▶ **TASK TO COMPLETE**
Make an exact copy of all the entries below, with the pictures left out.

▶ **Entries from a visual dataset**
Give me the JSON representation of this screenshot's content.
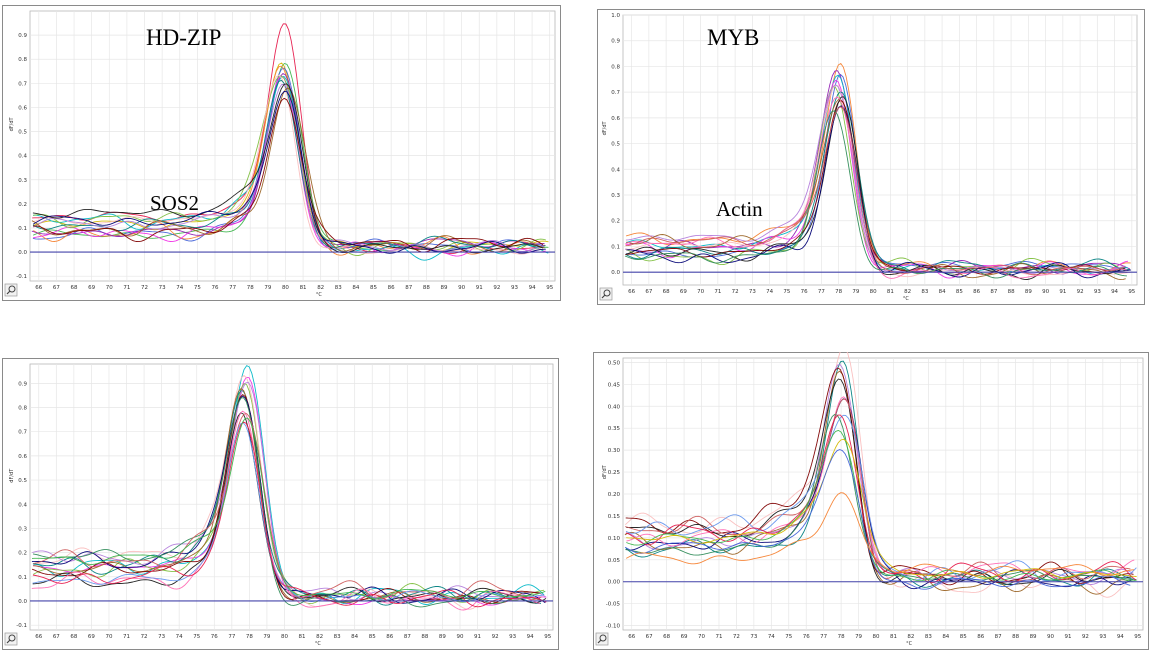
{
  "figure": {
    "labels": {
      "hdzip": "HD-ZIP",
      "myb": "MYB",
      "sos2": "SOS2",
      "actin": "Actin"
    },
    "zoom_icon": "magnifier-icon"
  },
  "chart_data": [
    {
      "id": "panel-a",
      "type": "line",
      "xlabel": "°C",
      "ylabel": "dF/dT",
      "xlim": [
        65.5,
        95.3
      ],
      "ylim": [
        -0.12,
        1.0
      ],
      "x_ticks": [
        "66",
        "67",
        "68",
        "69",
        "70",
        "71",
        "72",
        "73",
        "74",
        "75",
        "76",
        "77",
        "78",
        "79",
        "80",
        "81",
        "82",
        "83",
        "84",
        "85",
        "86",
        "87",
        "88",
        "89",
        "90",
        "91",
        "92",
        "93",
        "94",
        "95"
      ],
      "y_ticks": [
        "-0.1",
        "0.0",
        "0.1",
        "0.2",
        "0.3",
        "0.4",
        "0.5",
        "0.6",
        "0.7",
        "0.8",
        "0.9"
      ],
      "baseline": 0.0,
      "peak_x": 79.9,
      "peak_heights": [
        0.88,
        0.75,
        0.74,
        0.72,
        0.71,
        0.7,
        0.69,
        0.68,
        0.67,
        0.66,
        0.65,
        0.64,
        0.63,
        0.62,
        0.61,
        0.6
      ],
      "pre_level": 0.12,
      "post_level": 0.02,
      "grid": true
    },
    {
      "id": "panel-b",
      "type": "line",
      "xlabel": "°C",
      "ylabel": "dF/dT",
      "xlim": [
        65.5,
        95.3
      ],
      "ylim": [
        -0.05,
        1.0
      ],
      "x_ticks": [
        "66",
        "67",
        "68",
        "69",
        "70",
        "71",
        "72",
        "73",
        "74",
        "75",
        "76",
        "77",
        "78",
        "79",
        "80",
        "81",
        "82",
        "83",
        "84",
        "85",
        "86",
        "87",
        "88",
        "89",
        "90",
        "91",
        "92",
        "93",
        "94",
        "95"
      ],
      "y_ticks": [
        "0.0",
        "0.1",
        "0.2",
        "0.3",
        "0.4",
        "0.5",
        "0.6",
        "0.7",
        "0.8",
        "0.9",
        "1.0"
      ],
      "baseline": 0.0,
      "peak_x": 78.0,
      "peak_heights": [
        0.75,
        0.74,
        0.72,
        0.71,
        0.7,
        0.69,
        0.68,
        0.67,
        0.66,
        0.65,
        0.64,
        0.63,
        0.62,
        0.61,
        0.6,
        0.58
      ],
      "pre_level": 0.1,
      "post_level": 0.01,
      "grid": true
    },
    {
      "id": "panel-c",
      "type": "line",
      "xlabel": "°C",
      "ylabel": "dF/dT",
      "xlim": [
        65.5,
        95.3
      ],
      "ylim": [
        -0.12,
        0.98
      ],
      "x_ticks": [
        "66",
        "67",
        "68",
        "69",
        "70",
        "71",
        "72",
        "73",
        "74",
        "75",
        "76",
        "77",
        "78",
        "79",
        "80",
        "81",
        "82",
        "83",
        "84",
        "85",
        "86",
        "87",
        "88",
        "89",
        "90",
        "91",
        "92",
        "93",
        "94",
        "95"
      ],
      "y_ticks": [
        "-0.1",
        "0.0",
        "0.1",
        "0.2",
        "0.3",
        "0.4",
        "0.5",
        "0.6",
        "0.7",
        "0.8",
        "0.9"
      ],
      "baseline": 0.0,
      "peak_x": 77.8,
      "peak_heights": [
        0.86,
        0.85,
        0.84,
        0.83,
        0.82,
        0.8,
        0.79,
        0.77,
        0.76,
        0.75,
        0.74,
        0.73,
        0.72,
        0.7,
        0.69,
        0.68
      ],
      "pre_level": 0.13,
      "post_level": 0.02,
      "grid": true
    },
    {
      "id": "panel-d",
      "type": "line",
      "xlabel": "°C",
      "ylabel": "dF/dT",
      "xlim": [
        65.5,
        95.3
      ],
      "ylim": [
        -0.11,
        0.51
      ],
      "x_ticks": [
        "66",
        "67",
        "68",
        "69",
        "70",
        "71",
        "72",
        "73",
        "74",
        "75",
        "76",
        "77",
        "78",
        "79",
        "80",
        "81",
        "82",
        "83",
        "84",
        "85",
        "86",
        "87",
        "88",
        "89",
        "90",
        "91",
        "92",
        "93",
        "94",
        "95"
      ],
      "y_ticks": [
        "-0.10",
        "-0.05",
        "0.00",
        "0.05",
        "0.10",
        "0.15",
        "0.20",
        "0.25",
        "0.30",
        "0.35",
        "0.40",
        "0.45",
        "0.50"
      ],
      "baseline": 0.0,
      "peak_x": 78.0,
      "peak_heights": [
        0.47,
        0.46,
        0.44,
        0.43,
        0.42,
        0.4,
        0.38,
        0.36,
        0.35,
        0.34,
        0.33,
        0.31,
        0.3,
        0.28,
        0.26,
        0.18
      ],
      "pre_level": 0.09,
      "post_level": 0.01,
      "grid": true
    }
  ],
  "series_colors": [
    "#e6194b",
    "#3cb44b",
    "#d4b800",
    "#4363d8",
    "#f58231",
    "#911eb4",
    "#00b7c7",
    "#f032e6",
    "#7fbf3f",
    "#fabebe",
    "#008080",
    "#b37ddb",
    "#9a6324",
    "#800000",
    "#1a1a1a",
    "#000075",
    "#ff69b4",
    "#2e8b57",
    "#cd5c5c",
    "#6495ed"
  ]
}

▶ **ANSWER TO THIS TASK**
Give me the JSON representation of this screenshot's content.
{
  "figure": {
    "labels": {
      "hdzip": "HD-ZIP",
      "myb": "MYB",
      "sos2": "SOS2",
      "actin": "Actin"
    },
    "zoom_icon": "magnifier-icon"
  },
  "chart_data": [
    {
      "id": "panel-a",
      "type": "line",
      "xlabel": "°C",
      "ylabel": "dF/dT",
      "xlim": [
        65.5,
        95.3
      ],
      "ylim": [
        -0.12,
        1.0
      ],
      "x_ticks": [
        "66",
        "67",
        "68",
        "69",
        "70",
        "71",
        "72",
        "73",
        "74",
        "75",
        "76",
        "77",
        "78",
        "79",
        "80",
        "81",
        "82",
        "83",
        "84",
        "85",
        "86",
        "87",
        "88",
        "89",
        "90",
        "91",
        "92",
        "93",
        "94",
        "95"
      ],
      "y_ticks": [
        "-0.1",
        "0.0",
        "0.1",
        "0.2",
        "0.3",
        "0.4",
        "0.5",
        "0.6",
        "0.7",
        "0.8",
        "0.9"
      ],
      "baseline": 0.0,
      "peak_x": 79.9,
      "peak_heights": [
        0.88,
        0.75,
        0.74,
        0.72,
        0.71,
        0.7,
        0.69,
        0.68,
        0.67,
        0.66,
        0.65,
        0.64,
        0.63,
        0.62,
        0.61,
        0.6
      ],
      "pre_level": 0.12,
      "post_level": 0.02,
      "grid": true
    },
    {
      "id": "panel-b",
      "type": "line",
      "xlabel": "°C",
      "ylabel": "dF/dT",
      "xlim": [
        65.5,
        95.3
      ],
      "ylim": [
        -0.05,
        1.0
      ],
      "x_ticks": [
        "66",
        "67",
        "68",
        "69",
        "70",
        "71",
        "72",
        "73",
        "74",
        "75",
        "76",
        "77",
        "78",
        "79",
        "80",
        "81",
        "82",
        "83",
        "84",
        "85",
        "86",
        "87",
        "88",
        "89",
        "90",
        "91",
        "92",
        "93",
        "94",
        "95"
      ],
      "y_ticks": [
        "0.0",
        "0.1",
        "0.2",
        "0.3",
        "0.4",
        "0.5",
        "0.6",
        "0.7",
        "0.8",
        "0.9",
        "1.0"
      ],
      "baseline": 0.0,
      "peak_x": 78.0,
      "peak_heights": [
        0.75,
        0.74,
        0.72,
        0.71,
        0.7,
        0.69,
        0.68,
        0.67,
        0.66,
        0.65,
        0.64,
        0.63,
        0.62,
        0.61,
        0.6,
        0.58
      ],
      "pre_level": 0.1,
      "post_level": 0.01,
      "grid": true
    },
    {
      "id": "panel-c",
      "type": "line",
      "xlabel": "°C",
      "ylabel": "dF/dT",
      "xlim": [
        65.5,
        95.3
      ],
      "ylim": [
        -0.12,
        0.98
      ],
      "x_ticks": [
        "66",
        "67",
        "68",
        "69",
        "70",
        "71",
        "72",
        "73",
        "74",
        "75",
        "76",
        "77",
        "78",
        "79",
        "80",
        "81",
        "82",
        "83",
        "84",
        "85",
        "86",
        "87",
        "88",
        "89",
        "90",
        "91",
        "92",
        "93",
        "94",
        "95"
      ],
      "y_ticks": [
        "-0.1",
        "0.0",
        "0.1",
        "0.2",
        "0.3",
        "0.4",
        "0.5",
        "0.6",
        "0.7",
        "0.8",
        "0.9"
      ],
      "baseline": 0.0,
      "peak_x": 77.8,
      "peak_heights": [
        0.86,
        0.85,
        0.84,
        0.83,
        0.82,
        0.8,
        0.79,
        0.77,
        0.76,
        0.75,
        0.74,
        0.73,
        0.72,
        0.7,
        0.69,
        0.68
      ],
      "pre_level": 0.13,
      "post_level": 0.02,
      "grid": true
    },
    {
      "id": "panel-d",
      "type": "line",
      "xlabel": "°C",
      "ylabel": "dF/dT",
      "xlim": [
        65.5,
        95.3
      ],
      "ylim": [
        -0.11,
        0.51
      ],
      "x_ticks": [
        "66",
        "67",
        "68",
        "69",
        "70",
        "71",
        "72",
        "73",
        "74",
        "75",
        "76",
        "77",
        "78",
        "79",
        "80",
        "81",
        "82",
        "83",
        "84",
        "85",
        "86",
        "87",
        "88",
        "89",
        "90",
        "91",
        "92",
        "93",
        "94",
        "95"
      ],
      "y_ticks": [
        "-0.10",
        "-0.05",
        "0.00",
        "0.05",
        "0.10",
        "0.15",
        "0.20",
        "0.25",
        "0.30",
        "0.35",
        "0.40",
        "0.45",
        "0.50"
      ],
      "baseline": 0.0,
      "peak_x": 78.0,
      "peak_heights": [
        0.47,
        0.46,
        0.44,
        0.43,
        0.42,
        0.4,
        0.38,
        0.36,
        0.35,
        0.34,
        0.33,
        0.31,
        0.3,
        0.28,
        0.26,
        0.18
      ],
      "pre_level": 0.09,
      "post_level": 0.01,
      "grid": true
    }
  ],
  "series_colors": [
    "#e6194b",
    "#3cb44b",
    "#d4b800",
    "#4363d8",
    "#f58231",
    "#911eb4",
    "#00b7c7",
    "#f032e6",
    "#7fbf3f",
    "#fabebe",
    "#008080",
    "#b37ddb",
    "#9a6324",
    "#800000",
    "#1a1a1a",
    "#000075",
    "#ff69b4",
    "#2e8b57",
    "#cd5c5c",
    "#6495ed"
  ]
}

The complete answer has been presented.